[Stored data]
<<<<

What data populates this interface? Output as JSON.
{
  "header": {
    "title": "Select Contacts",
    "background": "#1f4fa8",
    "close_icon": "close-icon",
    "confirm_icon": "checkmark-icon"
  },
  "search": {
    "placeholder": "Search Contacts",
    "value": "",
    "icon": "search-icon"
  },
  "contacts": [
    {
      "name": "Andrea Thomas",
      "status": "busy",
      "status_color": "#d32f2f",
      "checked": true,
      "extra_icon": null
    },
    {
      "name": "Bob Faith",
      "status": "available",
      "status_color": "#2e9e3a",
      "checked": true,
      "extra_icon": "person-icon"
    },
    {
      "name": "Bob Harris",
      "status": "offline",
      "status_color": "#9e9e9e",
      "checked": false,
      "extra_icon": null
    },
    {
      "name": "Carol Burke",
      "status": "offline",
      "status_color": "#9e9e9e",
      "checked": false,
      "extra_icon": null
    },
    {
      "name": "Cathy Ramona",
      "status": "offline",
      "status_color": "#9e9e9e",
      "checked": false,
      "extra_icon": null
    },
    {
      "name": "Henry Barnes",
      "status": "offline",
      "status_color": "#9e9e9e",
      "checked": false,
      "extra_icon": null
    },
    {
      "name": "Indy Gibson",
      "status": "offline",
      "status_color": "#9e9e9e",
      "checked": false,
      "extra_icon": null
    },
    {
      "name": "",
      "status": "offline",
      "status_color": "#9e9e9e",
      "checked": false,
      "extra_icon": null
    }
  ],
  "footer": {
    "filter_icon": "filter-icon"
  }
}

>>>>

*SHORT PROBLEM*:
Write the entire listing out again, word for word.

*ANSWER TO THIS PROBLEM*:
What data populates this interface? Output as JSON.
{
  "header": {
    "title": "Select Contacts",
    "background": "#1f4fa8",
    "close_icon": "close-icon",
    "confirm_icon": "checkmark-icon"
  },
  "search": {
    "placeholder": "Search Contacts",
    "value": "",
    "icon": "search-icon"
  },
  "contacts": [
    {
      "name": "Andrea Thomas",
      "status": "busy",
      "status_color": "#d32f2f",
      "checked": true,
      "extra_icon": null
    },
    {
      "name": "Bob Faith",
      "status": "available",
      "status_color": "#2e9e3a",
      "checked": true,
      "extra_icon": "person-icon"
    },
    {
      "name": "Bob Harris",
      "status": "offline",
      "status_color": "#9e9e9e",
      "checked": false,
      "extra_icon": null
    },
    {
      "name": "Carol Burke",
      "status": "offline",
      "status_color": "#9e9e9e",
      "checked": false,
      "extra_icon": null
    },
    {
      "name": "Cathy Ramona",
      "status": "offline",
      "status_color": "#9e9e9e",
      "checked": false,
      "extra_icon": null
    },
    {
      "name": "Henry Barnes",
      "status": "offline",
      "status_color": "#9e9e9e",
      "checked": false,
      "extra_icon": null
    },
    {
      "name": "Indy Gibson",
      "status": "offline",
      "status_color": "#9e9e9e",
      "checked": false,
      "extra_icon": null
    },
    {
      "name": "",
      "status": "offline",
      "status_color": "#9e9e9e",
      "checked": false,
      "extra_icon": null
    }
  ],
  "footer": {
    "filter_icon": "filter-icon"
  }
}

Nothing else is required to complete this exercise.